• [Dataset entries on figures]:
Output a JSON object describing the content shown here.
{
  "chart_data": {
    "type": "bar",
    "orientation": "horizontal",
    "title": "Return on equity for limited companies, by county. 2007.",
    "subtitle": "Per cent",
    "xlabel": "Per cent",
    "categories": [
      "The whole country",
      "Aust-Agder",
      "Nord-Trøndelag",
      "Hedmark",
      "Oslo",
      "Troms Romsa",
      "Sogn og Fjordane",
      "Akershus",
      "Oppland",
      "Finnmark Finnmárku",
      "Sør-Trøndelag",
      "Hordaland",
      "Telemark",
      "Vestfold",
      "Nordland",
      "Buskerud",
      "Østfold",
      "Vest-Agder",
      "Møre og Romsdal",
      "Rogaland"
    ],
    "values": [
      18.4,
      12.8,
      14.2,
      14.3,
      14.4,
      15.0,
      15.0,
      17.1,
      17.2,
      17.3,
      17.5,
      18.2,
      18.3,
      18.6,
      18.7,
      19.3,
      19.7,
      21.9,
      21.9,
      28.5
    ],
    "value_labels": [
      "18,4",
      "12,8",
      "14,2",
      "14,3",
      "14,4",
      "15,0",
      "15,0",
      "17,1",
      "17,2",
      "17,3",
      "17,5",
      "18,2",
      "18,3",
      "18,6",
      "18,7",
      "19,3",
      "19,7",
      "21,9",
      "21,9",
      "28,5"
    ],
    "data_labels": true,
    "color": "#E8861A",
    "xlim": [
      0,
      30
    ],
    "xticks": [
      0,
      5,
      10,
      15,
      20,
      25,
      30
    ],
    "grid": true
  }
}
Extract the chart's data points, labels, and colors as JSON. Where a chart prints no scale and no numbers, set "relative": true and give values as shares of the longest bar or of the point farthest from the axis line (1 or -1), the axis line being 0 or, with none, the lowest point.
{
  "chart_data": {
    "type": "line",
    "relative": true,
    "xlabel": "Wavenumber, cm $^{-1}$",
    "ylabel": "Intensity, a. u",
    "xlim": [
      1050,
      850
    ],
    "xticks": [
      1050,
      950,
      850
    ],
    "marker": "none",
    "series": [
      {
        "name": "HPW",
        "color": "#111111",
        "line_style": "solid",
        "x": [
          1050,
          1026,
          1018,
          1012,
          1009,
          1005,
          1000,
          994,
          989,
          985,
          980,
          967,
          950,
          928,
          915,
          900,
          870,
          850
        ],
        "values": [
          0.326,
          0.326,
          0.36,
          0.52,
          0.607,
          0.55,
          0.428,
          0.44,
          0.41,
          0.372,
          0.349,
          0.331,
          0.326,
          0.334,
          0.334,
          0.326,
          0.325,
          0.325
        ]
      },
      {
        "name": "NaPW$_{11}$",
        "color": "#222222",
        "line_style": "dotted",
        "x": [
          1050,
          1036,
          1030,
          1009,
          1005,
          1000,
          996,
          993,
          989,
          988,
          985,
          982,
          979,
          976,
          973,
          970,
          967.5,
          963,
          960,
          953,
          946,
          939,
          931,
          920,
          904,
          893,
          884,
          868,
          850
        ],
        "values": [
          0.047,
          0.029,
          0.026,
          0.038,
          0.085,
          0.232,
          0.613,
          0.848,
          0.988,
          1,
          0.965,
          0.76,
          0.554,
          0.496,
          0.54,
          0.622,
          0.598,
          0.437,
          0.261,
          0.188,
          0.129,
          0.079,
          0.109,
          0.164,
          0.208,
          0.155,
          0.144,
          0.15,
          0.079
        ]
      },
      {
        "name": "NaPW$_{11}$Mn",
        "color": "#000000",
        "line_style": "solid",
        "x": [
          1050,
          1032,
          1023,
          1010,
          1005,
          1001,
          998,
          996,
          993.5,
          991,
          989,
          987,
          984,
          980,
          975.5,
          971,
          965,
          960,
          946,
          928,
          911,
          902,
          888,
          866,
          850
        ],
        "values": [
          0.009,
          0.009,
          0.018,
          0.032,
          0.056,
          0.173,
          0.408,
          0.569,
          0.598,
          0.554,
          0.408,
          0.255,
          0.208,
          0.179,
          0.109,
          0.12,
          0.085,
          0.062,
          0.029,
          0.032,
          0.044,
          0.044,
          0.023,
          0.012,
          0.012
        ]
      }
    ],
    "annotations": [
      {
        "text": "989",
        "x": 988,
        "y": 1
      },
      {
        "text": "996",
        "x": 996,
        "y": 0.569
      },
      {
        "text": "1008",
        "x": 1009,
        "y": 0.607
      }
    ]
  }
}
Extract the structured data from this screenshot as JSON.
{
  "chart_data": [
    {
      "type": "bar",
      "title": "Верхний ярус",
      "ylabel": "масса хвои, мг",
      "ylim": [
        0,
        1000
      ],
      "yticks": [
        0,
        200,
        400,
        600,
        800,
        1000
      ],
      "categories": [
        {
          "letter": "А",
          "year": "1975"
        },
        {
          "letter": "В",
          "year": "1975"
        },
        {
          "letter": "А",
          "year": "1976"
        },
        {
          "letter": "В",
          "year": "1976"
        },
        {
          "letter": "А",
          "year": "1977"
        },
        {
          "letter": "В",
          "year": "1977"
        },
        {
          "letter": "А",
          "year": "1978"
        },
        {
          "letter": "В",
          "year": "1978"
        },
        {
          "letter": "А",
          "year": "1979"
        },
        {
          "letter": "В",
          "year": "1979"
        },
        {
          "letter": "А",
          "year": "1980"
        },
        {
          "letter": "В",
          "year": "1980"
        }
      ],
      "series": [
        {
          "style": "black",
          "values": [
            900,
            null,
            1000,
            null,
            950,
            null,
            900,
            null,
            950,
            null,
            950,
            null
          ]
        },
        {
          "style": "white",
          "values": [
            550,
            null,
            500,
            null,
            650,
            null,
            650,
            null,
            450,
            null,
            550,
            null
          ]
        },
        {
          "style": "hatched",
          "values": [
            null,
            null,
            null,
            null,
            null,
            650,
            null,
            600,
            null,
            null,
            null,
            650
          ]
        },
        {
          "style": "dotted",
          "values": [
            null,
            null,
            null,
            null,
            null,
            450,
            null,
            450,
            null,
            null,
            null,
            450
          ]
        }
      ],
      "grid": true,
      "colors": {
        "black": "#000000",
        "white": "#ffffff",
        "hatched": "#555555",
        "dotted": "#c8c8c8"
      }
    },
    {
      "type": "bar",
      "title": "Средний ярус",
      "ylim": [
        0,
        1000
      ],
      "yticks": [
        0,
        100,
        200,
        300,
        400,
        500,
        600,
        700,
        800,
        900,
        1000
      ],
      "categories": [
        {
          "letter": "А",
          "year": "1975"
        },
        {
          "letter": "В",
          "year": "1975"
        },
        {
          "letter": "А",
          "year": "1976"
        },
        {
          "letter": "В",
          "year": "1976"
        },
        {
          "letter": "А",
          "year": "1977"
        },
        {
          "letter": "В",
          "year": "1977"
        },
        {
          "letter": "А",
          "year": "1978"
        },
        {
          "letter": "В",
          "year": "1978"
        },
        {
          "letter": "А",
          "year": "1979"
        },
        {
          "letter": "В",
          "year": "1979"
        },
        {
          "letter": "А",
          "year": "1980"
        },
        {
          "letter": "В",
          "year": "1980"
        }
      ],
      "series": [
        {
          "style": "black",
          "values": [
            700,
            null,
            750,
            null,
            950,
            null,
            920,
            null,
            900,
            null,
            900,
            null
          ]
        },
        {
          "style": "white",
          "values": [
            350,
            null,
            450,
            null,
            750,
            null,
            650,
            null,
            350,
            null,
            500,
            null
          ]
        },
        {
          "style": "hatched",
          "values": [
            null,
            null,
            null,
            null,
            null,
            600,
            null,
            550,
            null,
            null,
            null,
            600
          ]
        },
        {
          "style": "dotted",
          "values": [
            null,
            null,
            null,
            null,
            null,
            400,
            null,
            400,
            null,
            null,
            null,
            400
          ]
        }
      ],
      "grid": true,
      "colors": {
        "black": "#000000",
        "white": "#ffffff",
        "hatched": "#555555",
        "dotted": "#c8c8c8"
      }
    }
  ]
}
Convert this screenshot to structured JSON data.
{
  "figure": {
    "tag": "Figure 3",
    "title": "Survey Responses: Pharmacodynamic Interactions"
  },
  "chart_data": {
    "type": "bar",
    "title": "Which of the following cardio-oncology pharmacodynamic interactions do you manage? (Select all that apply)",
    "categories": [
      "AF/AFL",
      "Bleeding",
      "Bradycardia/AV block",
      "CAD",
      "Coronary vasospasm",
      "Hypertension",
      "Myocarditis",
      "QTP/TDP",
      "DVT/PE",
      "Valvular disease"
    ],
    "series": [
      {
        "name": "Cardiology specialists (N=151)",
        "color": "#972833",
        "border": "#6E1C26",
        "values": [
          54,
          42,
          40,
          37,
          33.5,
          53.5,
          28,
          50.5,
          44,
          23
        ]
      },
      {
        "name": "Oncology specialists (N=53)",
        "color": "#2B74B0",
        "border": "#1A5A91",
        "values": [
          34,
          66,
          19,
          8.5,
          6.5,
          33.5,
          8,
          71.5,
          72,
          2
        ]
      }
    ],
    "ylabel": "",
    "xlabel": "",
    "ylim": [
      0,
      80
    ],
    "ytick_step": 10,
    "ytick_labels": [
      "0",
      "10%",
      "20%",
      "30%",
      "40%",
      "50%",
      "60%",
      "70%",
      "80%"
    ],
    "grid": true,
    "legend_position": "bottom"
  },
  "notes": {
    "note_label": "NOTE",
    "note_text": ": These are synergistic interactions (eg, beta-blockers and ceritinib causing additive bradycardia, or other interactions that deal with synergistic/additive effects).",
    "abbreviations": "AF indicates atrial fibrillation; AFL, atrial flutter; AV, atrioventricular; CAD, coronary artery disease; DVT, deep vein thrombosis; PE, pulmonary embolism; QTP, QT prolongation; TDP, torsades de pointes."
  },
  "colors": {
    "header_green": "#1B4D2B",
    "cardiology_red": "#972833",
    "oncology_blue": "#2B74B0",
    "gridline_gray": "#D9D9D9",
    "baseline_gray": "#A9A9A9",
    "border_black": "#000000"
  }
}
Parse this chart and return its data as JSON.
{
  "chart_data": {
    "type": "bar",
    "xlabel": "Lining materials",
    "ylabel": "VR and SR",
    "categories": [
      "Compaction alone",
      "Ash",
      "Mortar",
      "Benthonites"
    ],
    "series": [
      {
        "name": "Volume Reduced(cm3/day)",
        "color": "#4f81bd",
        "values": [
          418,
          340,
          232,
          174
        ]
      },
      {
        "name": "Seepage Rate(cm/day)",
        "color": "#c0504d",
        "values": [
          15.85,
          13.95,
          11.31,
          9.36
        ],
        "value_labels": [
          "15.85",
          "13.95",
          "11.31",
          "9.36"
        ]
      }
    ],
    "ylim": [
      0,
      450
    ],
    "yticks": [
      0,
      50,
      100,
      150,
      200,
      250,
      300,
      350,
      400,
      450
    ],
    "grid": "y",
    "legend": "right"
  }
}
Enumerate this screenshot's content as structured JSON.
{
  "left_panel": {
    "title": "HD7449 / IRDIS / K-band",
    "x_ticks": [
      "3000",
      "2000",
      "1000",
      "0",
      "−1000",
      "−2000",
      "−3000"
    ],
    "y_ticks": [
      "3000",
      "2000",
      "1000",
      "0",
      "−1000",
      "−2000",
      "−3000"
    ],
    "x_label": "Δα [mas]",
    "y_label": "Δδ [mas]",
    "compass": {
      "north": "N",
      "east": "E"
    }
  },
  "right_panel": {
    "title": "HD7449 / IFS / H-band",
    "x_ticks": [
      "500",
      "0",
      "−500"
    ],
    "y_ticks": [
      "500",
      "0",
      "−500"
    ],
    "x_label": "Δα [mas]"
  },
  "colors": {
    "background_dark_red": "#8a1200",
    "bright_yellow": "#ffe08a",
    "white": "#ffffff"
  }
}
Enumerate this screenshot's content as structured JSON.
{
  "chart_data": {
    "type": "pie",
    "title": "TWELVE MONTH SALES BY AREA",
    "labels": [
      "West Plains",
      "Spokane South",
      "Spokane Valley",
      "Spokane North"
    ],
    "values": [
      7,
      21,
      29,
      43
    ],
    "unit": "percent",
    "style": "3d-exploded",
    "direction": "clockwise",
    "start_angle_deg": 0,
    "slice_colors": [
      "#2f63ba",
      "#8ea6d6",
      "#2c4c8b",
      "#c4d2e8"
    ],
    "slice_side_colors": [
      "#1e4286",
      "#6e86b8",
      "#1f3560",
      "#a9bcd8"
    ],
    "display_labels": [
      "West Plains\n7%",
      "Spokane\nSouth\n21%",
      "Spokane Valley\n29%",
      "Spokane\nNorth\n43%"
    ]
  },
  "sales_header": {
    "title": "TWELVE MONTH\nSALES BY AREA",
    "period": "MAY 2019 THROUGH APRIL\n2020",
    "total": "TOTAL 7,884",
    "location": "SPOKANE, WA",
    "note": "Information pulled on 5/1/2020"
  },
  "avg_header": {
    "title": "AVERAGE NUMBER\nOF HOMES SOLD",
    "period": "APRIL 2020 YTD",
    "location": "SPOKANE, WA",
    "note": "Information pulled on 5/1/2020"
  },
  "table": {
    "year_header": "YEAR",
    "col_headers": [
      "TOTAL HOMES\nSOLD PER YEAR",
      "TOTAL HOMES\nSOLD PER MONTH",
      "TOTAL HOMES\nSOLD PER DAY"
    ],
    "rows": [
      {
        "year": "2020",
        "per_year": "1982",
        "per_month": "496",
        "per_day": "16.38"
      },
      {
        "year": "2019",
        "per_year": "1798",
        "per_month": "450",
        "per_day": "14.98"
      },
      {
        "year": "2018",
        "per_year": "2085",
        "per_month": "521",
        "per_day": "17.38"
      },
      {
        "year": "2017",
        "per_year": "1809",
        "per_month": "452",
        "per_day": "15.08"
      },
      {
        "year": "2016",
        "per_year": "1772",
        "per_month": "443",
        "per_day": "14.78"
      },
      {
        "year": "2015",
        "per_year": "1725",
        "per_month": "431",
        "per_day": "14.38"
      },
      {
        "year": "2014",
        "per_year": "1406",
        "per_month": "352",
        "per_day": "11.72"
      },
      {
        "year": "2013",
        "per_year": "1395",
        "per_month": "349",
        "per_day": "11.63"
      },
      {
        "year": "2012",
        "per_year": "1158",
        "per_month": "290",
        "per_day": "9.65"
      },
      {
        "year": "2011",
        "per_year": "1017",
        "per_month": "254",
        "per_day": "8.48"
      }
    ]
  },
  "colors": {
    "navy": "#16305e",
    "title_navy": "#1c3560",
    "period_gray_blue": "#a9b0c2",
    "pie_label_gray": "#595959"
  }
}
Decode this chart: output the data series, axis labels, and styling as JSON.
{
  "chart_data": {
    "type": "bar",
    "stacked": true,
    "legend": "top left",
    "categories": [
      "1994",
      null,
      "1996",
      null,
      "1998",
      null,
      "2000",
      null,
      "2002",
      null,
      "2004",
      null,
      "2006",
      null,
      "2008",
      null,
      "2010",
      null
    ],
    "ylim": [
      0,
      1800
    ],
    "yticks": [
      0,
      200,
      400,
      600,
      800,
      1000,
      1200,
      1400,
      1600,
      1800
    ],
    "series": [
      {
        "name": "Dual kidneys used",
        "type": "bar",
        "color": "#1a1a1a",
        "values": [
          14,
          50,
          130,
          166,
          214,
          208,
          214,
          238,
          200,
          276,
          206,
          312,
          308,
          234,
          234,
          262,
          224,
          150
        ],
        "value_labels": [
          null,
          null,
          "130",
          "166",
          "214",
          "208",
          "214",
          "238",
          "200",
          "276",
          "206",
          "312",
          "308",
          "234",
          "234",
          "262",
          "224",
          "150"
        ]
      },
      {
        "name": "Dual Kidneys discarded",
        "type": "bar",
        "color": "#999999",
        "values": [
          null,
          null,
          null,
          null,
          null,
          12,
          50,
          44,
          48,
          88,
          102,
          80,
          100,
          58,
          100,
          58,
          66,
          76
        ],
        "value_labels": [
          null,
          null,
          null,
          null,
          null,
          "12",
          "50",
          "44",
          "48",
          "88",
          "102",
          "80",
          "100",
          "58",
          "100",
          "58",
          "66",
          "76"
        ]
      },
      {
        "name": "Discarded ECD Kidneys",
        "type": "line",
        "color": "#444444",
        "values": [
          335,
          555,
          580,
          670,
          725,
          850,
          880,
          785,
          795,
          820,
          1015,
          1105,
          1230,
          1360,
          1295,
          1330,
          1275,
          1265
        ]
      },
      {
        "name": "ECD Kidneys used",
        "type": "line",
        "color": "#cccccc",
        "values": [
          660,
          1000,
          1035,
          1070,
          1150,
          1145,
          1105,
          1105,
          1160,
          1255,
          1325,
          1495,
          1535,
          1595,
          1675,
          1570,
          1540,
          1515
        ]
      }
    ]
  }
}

• [Prompt]: From the listing above, copy every line that includes the word "ярус".

• [Expected answer]:
      "title": "Верхний ярус",
      "title": "Средний ярус",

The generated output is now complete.